Aim:
Of all the lines in the material below, how many include the string "MATEO"? Give the number only.

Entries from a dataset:
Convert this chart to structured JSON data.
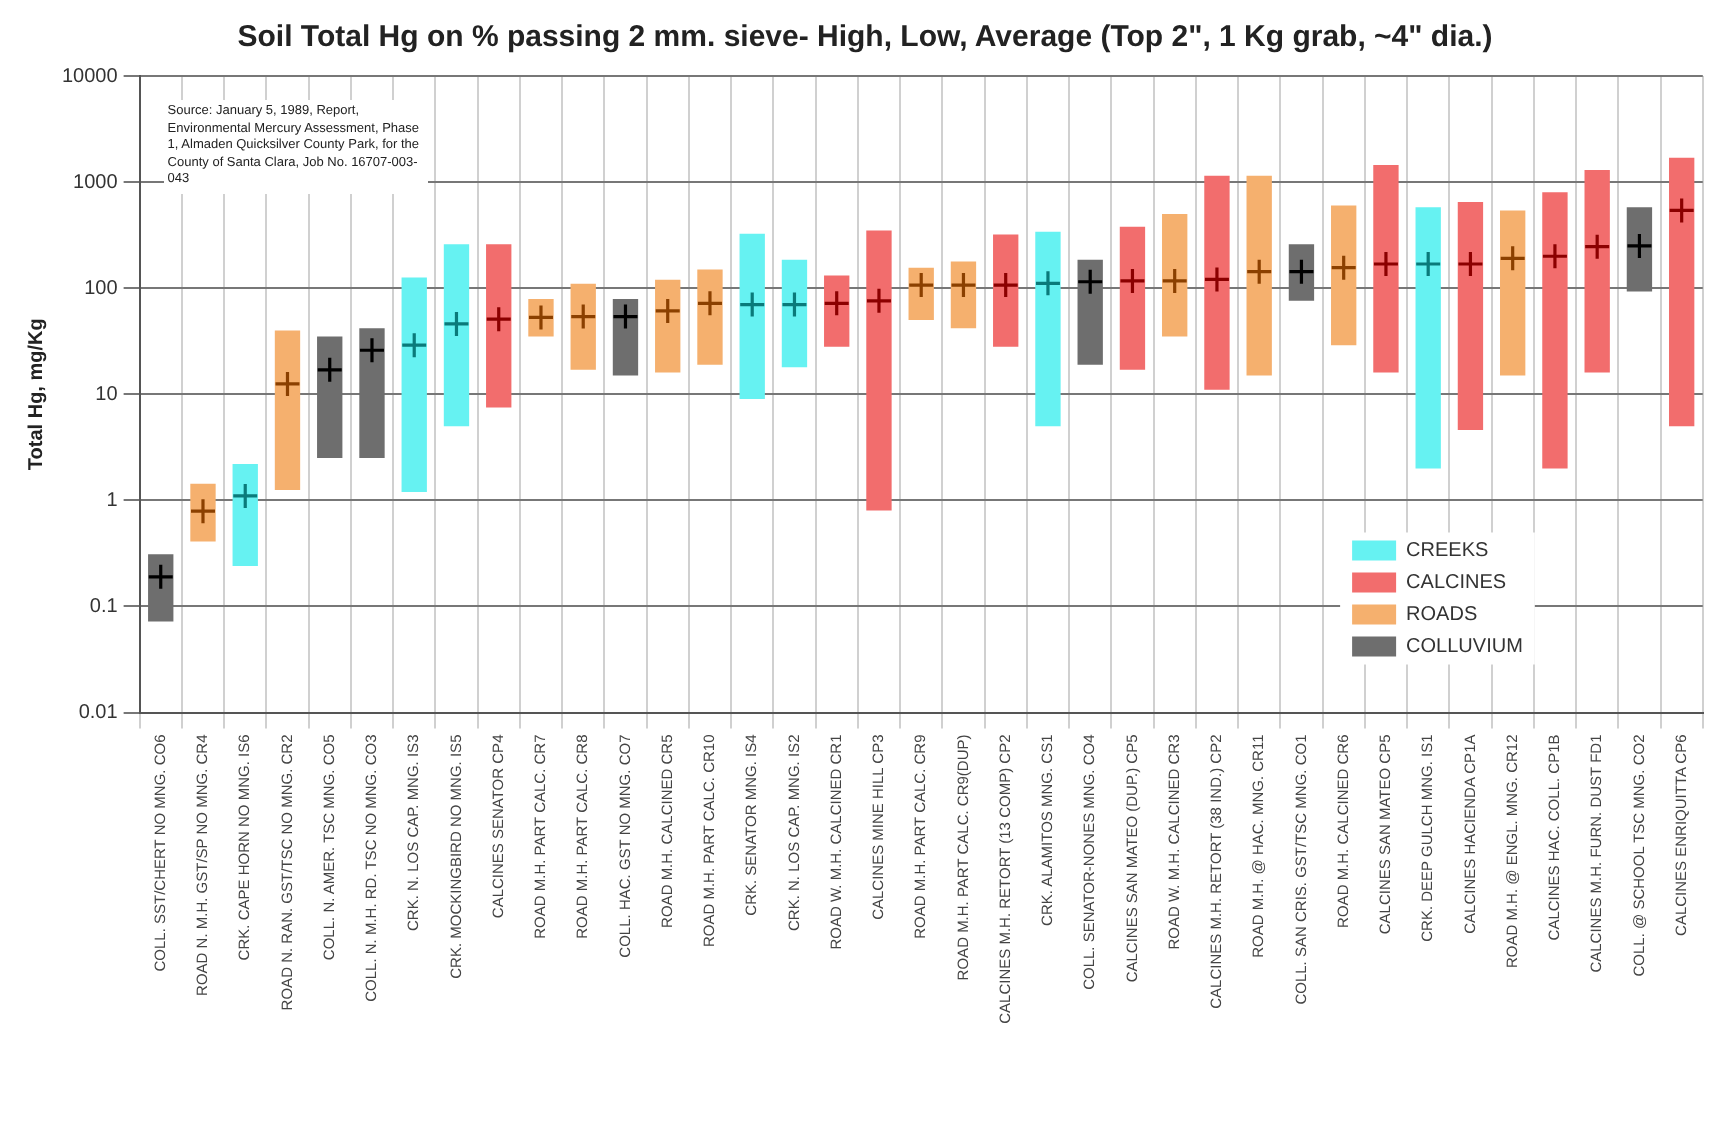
{
  "chart_data": {
    "type": "bar",
    "title": "Soil Total Hg on % passing 2 mm. sieve- High, Low, Average (Top 2\", 1 Kg grab, ~4\" dia.)",
    "ylabel": "Total Hg, mg/Kg",
    "categories": [
      "COLL. SST/CHERT NO MNG. CO6",
      "ROAD N. M.H. GST/SP NO MNG. CR4",
      "CRK. CAPE HORN NO MNG. IS6",
      "ROAD N. RAN. GST/TSC NO MNG. CR2",
      "COLL. N. AMER. TSC MNG. CO5",
      "COLL. N. M.H. RD. TSC NO MNG. CO3",
      "CRK. N. LOS CAP. MNG. IS3",
      "CRK. MOCKINGBIRD NO MNG. IS5",
      "CALCINES SENATOR CP4",
      "ROAD M.H. PART CALC. CR7",
      "ROAD M.H. PART CALC. CR8",
      "COLL. HAC. GST NO MNG. CO7",
      "ROAD M.H. CALCINED CR5",
      "ROAD M.H. PART CALC. CR10",
      "CRK. SENATOR MNG. IS4",
      "CRK. N. LOS CAP. MNG. IS2",
      "ROAD W. M.H. CALCINED CR1",
      "CALCINES MINE HILL CP3",
      "ROAD M.H. PART CALC. CR9",
      "ROAD M.H. PART CALC. CR9(DUP)",
      "CALCINES M.H. RETORT (13 COMP) CP2",
      "CRK. ALAMITOS MNG. CS1",
      "COLL. SENATOR-NONES MNG. CO4",
      "CALCINES SAN MATEO (DUP.) CP5",
      "ROAD W. M.H. CALCINED CR3",
      "CALCINES M.H. RETORT (38 IND.) CP2",
      "ROAD M.H. @ HAC. MNG. CR11",
      "COLL. SAN CRIS. GST/TSC MNG. CO1",
      "ROAD M.H. CALCINED CR6",
      "CALCINES SAN MATEO CP5",
      "CRK. DEEP GULCH MNG. IS1",
      "CALCINES HACIENDA CP1A",
      "ROAD M.H. @ ENGL. MNG. CR12",
      "CALCINES HAC. COLL. CP1B",
      "CALCINES M.H. FURN. DUST FD1",
      "COLL. @ SCHOOL TSC MNG. CO2",
      "CALCINES ENRIQUITTA CP6"
    ],
    "log": "y",
    "ylim": [
      0.01,
      10000
    ],
    "yticks": [
      0.01,
      0.1,
      1,
      10,
      100,
      1000,
      10000
    ],
    "grid": true,
    "legend": "bottom right",
    "annotations": [
      "Source: January 5, 1989, Report, Environmental Mercury Assessment, Phase 1, Almaden Quicksilver County Park, for the County of Santa Clara, Job No. 16707-003-043"
    ],
    "series": [
      {
        "name": "CREEKS",
        "color": "#66f2f2",
        "values": [
          null,
          null,
          1.96,
          null,
          null,
          null,
          124.8,
          255,
          null,
          null,
          null,
          null,
          null,
          null,
          316,
          167,
          null,
          null,
          null,
          null,
          null,
          335,
          null,
          null,
          null,
          null,
          null,
          null,
          null,
          null,
          578,
          null,
          null,
          null,
          null,
          null,
          null
        ],
        "base": [
          null,
          null,
          0.24,
          null,
          null,
          null,
          1.2,
          5,
          null,
          null,
          null,
          null,
          null,
          null,
          9,
          18,
          null,
          null,
          null,
          null,
          null,
          5,
          null,
          null,
          null,
          null,
          null,
          null,
          null,
          null,
          2,
          null,
          null,
          null,
          null,
          null,
          null
        ]
      },
      {
        "name": "CALCINES",
        "color": "#f26d6d",
        "values": [
          null,
          null,
          null,
          null,
          null,
          null,
          null,
          null,
          252.5,
          null,
          null,
          null,
          null,
          null,
          null,
          null,
          104,
          349.2,
          null,
          null,
          292,
          null,
          null,
          363,
          null,
          1139,
          null,
          null,
          null,
          1434,
          null,
          645.4,
          null,
          798,
          1284,
          null,
          1695
        ],
        "base": [
          null,
          null,
          null,
          null,
          null,
          null,
          null,
          null,
          7.5,
          null,
          null,
          null,
          null,
          null,
          null,
          null,
          28,
          0.8,
          null,
          null,
          28,
          null,
          null,
          17,
          null,
          11,
          null,
          null,
          null,
          16,
          null,
          4.6,
          null,
          2,
          16,
          null,
          5
        ]
      },
      {
        "name": "ROADS",
        "color": "#f5b06e",
        "values": [
          null,
          1.02,
          null,
          38.75,
          null,
          null,
          null,
          null,
          null,
          44,
          93,
          null,
          104,
          131,
          null,
          null,
          null,
          null,
          106,
          136,
          null,
          null,
          null,
          null,
          465,
          null,
          1135,
          null,
          571,
          null,
          null,
          null,
          525,
          null,
          null,
          null,
          null
        ],
        "base": [
          null,
          0.41,
          null,
          1.25,
          null,
          null,
          null,
          null,
          null,
          35,
          17,
          null,
          16,
          19,
          null,
          null,
          null,
          null,
          50,
          42,
          null,
          null,
          null,
          null,
          35,
          null,
          15,
          null,
          29,
          null,
          null,
          null,
          15,
          null,
          null,
          null,
          null
        ]
      },
      {
        "name": "COLLUVIUM",
        "color": "#6e6e6e",
        "values": [
          0.238,
          null,
          null,
          null,
          32.5,
          39.5,
          null,
          null,
          null,
          null,
          null,
          64,
          null,
          null,
          null,
          null,
          null,
          null,
          null,
          null,
          null,
          null,
          166,
          null,
          null,
          null,
          null,
          184,
          null,
          null,
          null,
          null,
          null,
          null,
          null,
          487,
          null
        ],
        "base": [
          0.072,
          null,
          null,
          null,
          2.5,
          2.5,
          null,
          null,
          null,
          null,
          null,
          15,
          null,
          null,
          null,
          null,
          null,
          null,
          null,
          null,
          null,
          null,
          19,
          null,
          null,
          null,
          null,
          76,
          null,
          null,
          null,
          null,
          null,
          null,
          null,
          93,
          null
        ]
      },
      {
        "type": "scatter",
        "marker": "cross",
        "x": [
          "COLL. SST/CHERT NO MNG. CO6",
          "ROAD N. M.H. GST/SP NO MNG. CR4",
          "CRK. CAPE HORN NO MNG. IS6",
          "ROAD N. RAN. GST/TSC NO MNG. CR2",
          "COLL. N. AMER. TSC MNG. CO5",
          "COLL. N. M.H. RD. TSC NO MNG. CO3",
          "CRK. N. LOS CAP. MNG. IS3",
          "CRK. MOCKINGBIRD NO MNG. IS5",
          "CALCINES SENATOR CP4",
          "ROAD M.H. PART CALC. CR7",
          "ROAD M.H. PART CALC. CR8",
          "COLL. HAC. GST NO MNG. CO7",
          "ROAD M.H. CALCINED CR5",
          "ROAD M.H. PART CALC. CR10",
          "CRK. SENATOR MNG. IS4",
          "CRK. N. LOS CAP. MNG. IS2",
          "ROAD W. M.H. CALCINED CR1",
          "CALCINES MINE HILL CP3",
          "ROAD M.H. PART CALC. CR9",
          "ROAD M.H. PART CALC. CR9(DUP)",
          "CALCINES M.H. RETORT (13 COMP) CP2",
          "CRK. ALAMITOS MNG. CS1",
          "COLL. SENATOR-NONES MNG. CO4",
          "CALCINES SAN MATEO (DUP.) CP5",
          "ROAD W. M.H. CALCINED CR3",
          "CALCINES M.H. RETORT (38 IND.) CP2",
          "ROAD M.H. @ HAC. MNG. CR11",
          "COLL. SAN CRIS. GST/TSC MNG. CO1",
          "ROAD M.H. CALCINED CR6",
          "CALCINES SAN MATEO CP5",
          "CRK. DEEP GULCH MNG. IS1",
          "CALCINES HACIENDA CP1A",
          "ROAD M.H. @ ENGL. MNG. CR12",
          "CALCINES HAC. COLL. CP1B",
          "CALCINES M.H. FURN. DUST FD1",
          "COLL. @ SCHOOL TSC MNG. CO2",
          "CALCINES ENRIQUITTA CP6"
        ],
        "values": [
          0.19,
          0.79,
          1.1,
          12.5,
          17,
          26,
          29,
          46,
          51,
          53,
          54,
          54,
          61,
          72,
          70,
          70,
          72,
          76,
          107,
          107,
          107,
          111,
          115,
          117,
          117,
          121,
          143,
          143,
          156,
          169,
          169,
          169,
          191,
          200,
          246,
          250,
          540
        ],
        "colors": [
          "#000000",
          "#8b4000",
          "#0a7a7a",
          "#8b4000",
          "#000000",
          "#000000",
          "#0a7a7a",
          "#0a7a7a",
          "#8b0000",
          "#8b4000",
          "#8b4000",
          "#000000",
          "#8b4000",
          "#8b4000",
          "#0a7a7a",
          "#0a7a7a",
          "#8b0000",
          "#8b0000",
          "#8b4000",
          "#8b4000",
          "#8b0000",
          "#0a7a7a",
          "#000000",
          "#8b0000",
          "#8b4000",
          "#8b0000",
          "#8b4000",
          "#000000",
          "#8b4000",
          "#8b0000",
          "#0a7a7a",
          "#8b0000",
          "#8b4000",
          "#8b0000",
          "#8b0000",
          "#000000",
          "#8b0000"
        ]
      }
    ]
  }
}
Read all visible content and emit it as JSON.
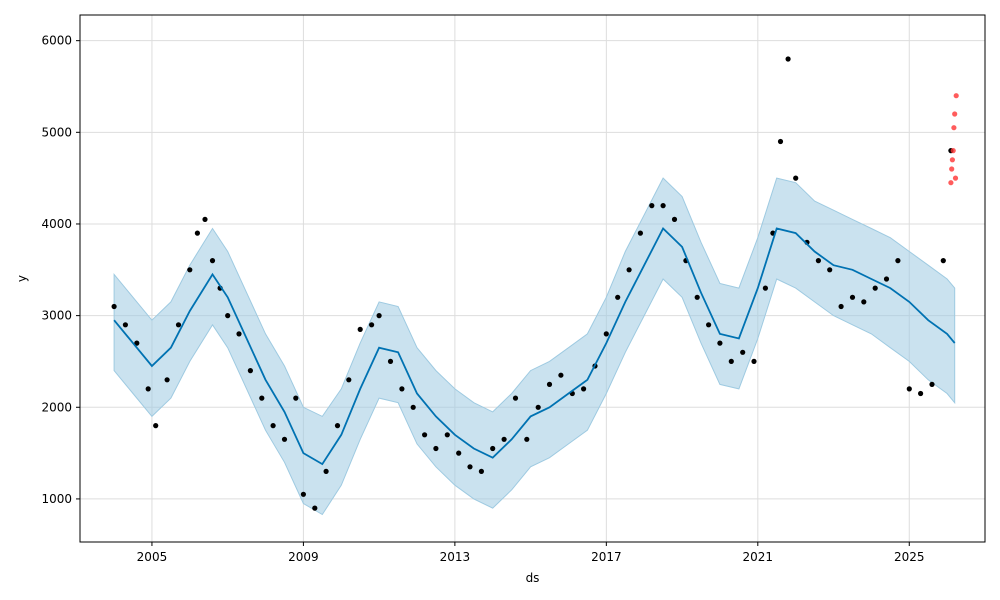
{
  "chart_data": {
    "type": "scatter",
    "title": "",
    "xlabel": "ds",
    "ylabel": "y",
    "xlim": [
      2003.1,
      2027.0
    ],
    "ylim": [
      530,
      6280
    ],
    "grid": true,
    "x_ticks": [
      {
        "value": 2005,
        "label": "2005"
      },
      {
        "value": 2009,
        "label": "2009"
      },
      {
        "value": 2013,
        "label": "2013"
      },
      {
        "value": 2017,
        "label": "2017"
      },
      {
        "value": 2021,
        "label": "2021"
      },
      {
        "value": 2025,
        "label": "2025"
      }
    ],
    "y_ticks": [
      {
        "value": 1000,
        "label": "1000"
      },
      {
        "value": 2000,
        "label": "2000"
      },
      {
        "value": 3000,
        "label": "3000"
      },
      {
        "value": 4000,
        "label": "4000"
      },
      {
        "value": 5000,
        "label": "5000"
      },
      {
        "value": 6000,
        "label": "6000"
      }
    ],
    "colors": {
      "observed": "#000000",
      "future_points": "#ff3333",
      "forecast_line": "#0072b2",
      "interval_band": "#9ecae1"
    },
    "forecast": {
      "x": [
        2004.0,
        2004.5,
        2005.0,
        2005.5,
        2006.0,
        2006.6,
        2007.0,
        2007.5,
        2008.0,
        2008.5,
        2009.0,
        2009.5,
        2010.0,
        2010.5,
        2011.0,
        2011.5,
        2012.0,
        2012.5,
        2013.0,
        2013.5,
        2014.0,
        2014.5,
        2015.0,
        2015.5,
        2016.0,
        2016.5,
        2017.0,
        2017.5,
        2018.0,
        2018.5,
        2019.0,
        2019.5,
        2020.0,
        2020.5,
        2021.0,
        2021.5,
        2022.0,
        2022.5,
        2023.0,
        2023.5,
        2024.0,
        2024.5,
        2025.0,
        2025.5,
        2026.0,
        2026.2
      ],
      "yhat": [
        2950,
        2700,
        2450,
        2650,
        3050,
        3450,
        3200,
        2750,
        2300,
        1950,
        1500,
        1380,
        1700,
        2200,
        2650,
        2600,
        2150,
        1900,
        1700,
        1550,
        1450,
        1650,
        1900,
        2000,
        2150,
        2300,
        2700,
        3150,
        3550,
        3950,
        3750,
        3250,
        2800,
        2750,
        3300,
        3950,
        3900,
        3700,
        3550,
        3500,
        3400,
        3300,
        3150,
        2950,
        2800,
        2700
      ],
      "lower": [
        2400,
        2150,
        1900,
        2100,
        2500,
        2900,
        2650,
        2200,
        1750,
        1400,
        950,
        830,
        1150,
        1650,
        2100,
        2050,
        1600,
        1350,
        1150,
        1000,
        900,
        1100,
        1350,
        1450,
        1600,
        1750,
        2150,
        2600,
        3000,
        3400,
        3200,
        2700,
        2250,
        2200,
        2750,
        3400,
        3300,
        3150,
        3000,
        2900,
        2800,
        2650,
        2500,
        2300,
        2150,
        2050
      ],
      "upper": [
        3450,
        3200,
        2950,
        3150,
        3550,
        3950,
        3700,
        3250,
        2800,
        2450,
        2000,
        1900,
        2200,
        2700,
        3150,
        3100,
        2650,
        2400,
        2200,
        2050,
        1950,
        2150,
        2400,
        2500,
        2650,
        2800,
        3200,
        3700,
        4100,
        4500,
        4300,
        3800,
        3350,
        3300,
        3850,
        4500,
        4450,
        4250,
        4150,
        4050,
        3950,
        3850,
        3700,
        3550,
        3400,
        3300
      ]
    },
    "series": [
      {
        "name": "",
        "x": [
          2004.0,
          2004.3,
          2004.6,
          2004.9,
          2005.1,
          2005.4,
          2005.7,
          2006.0,
          2006.2,
          2006.4,
          2006.6,
          2006.8,
          2007.0,
          2007.3,
          2007.6,
          2007.9,
          2008.2,
          2008.5,
          2008.8,
          2009.0,
          2009.3,
          2009.6,
          2009.9,
          2010.2,
          2010.5,
          2010.8,
          2011.0,
          2011.3,
          2011.6,
          2011.9,
          2012.2,
          2012.5,
          2012.8,
          2013.1,
          2013.4,
          2013.7,
          2014.0,
          2014.3,
          2014.6,
          2014.9,
          2015.2,
          2015.5,
          2015.8,
          2016.1,
          2016.4,
          2016.7,
          2017.0,
          2017.3,
          2017.6,
          2017.9,
          2018.2,
          2018.5,
          2018.8,
          2019.1,
          2019.4,
          2019.7,
          2020.0,
          2020.3,
          2020.6,
          2020.9,
          2021.2,
          2021.4,
          2021.6,
          2021.8,
          2022.0,
          2022.3,
          2022.6,
          2022.9,
          2023.2,
          2023.5,
          2023.8,
          2024.1,
          2024.4,
          2024.7,
          2025.0,
          2025.3,
          2025.6,
          2025.9,
          2026.1
        ],
        "y": [
          3100,
          2900,
          2700,
          2200,
          1800,
          2300,
          2900,
          3500,
          3900,
          4050,
          3600,
          3300,
          3000,
          2800,
          2400,
          2100,
          1800,
          1650,
          2100,
          1050,
          900,
          1300,
          1800,
          2300,
          2850,
          2900,
          3000,
          2500,
          2200,
          2000,
          1700,
          1550,
          1700,
          1500,
          1350,
          1300,
          1550,
          1650,
          2100,
          1650,
          2000,
          2250,
          2350,
          2150,
          2200,
          2450,
          2800,
          3200,
          3500,
          3900,
          4200,
          4200,
          4050,
          3600,
          3200,
          2900,
          2700,
          2500,
          2600,
          2500,
          3300,
          3900,
          4900,
          5800,
          4500,
          3800,
          3600,
          3500,
          3100,
          3200,
          3150,
          3300,
          3400,
          3600,
          2200,
          2150,
          2250,
          3600,
          4800
        ]
      },
      {
        "name": "",
        "x": [
          2026.1,
          2026.12,
          2026.14,
          2026.16,
          2026.18,
          2026.2,
          2026.22,
          2026.24
        ],
        "y": [
          4450,
          4600,
          4700,
          4800,
          5050,
          5200,
          4500,
          5400
        ]
      }
    ]
  }
}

Output:
4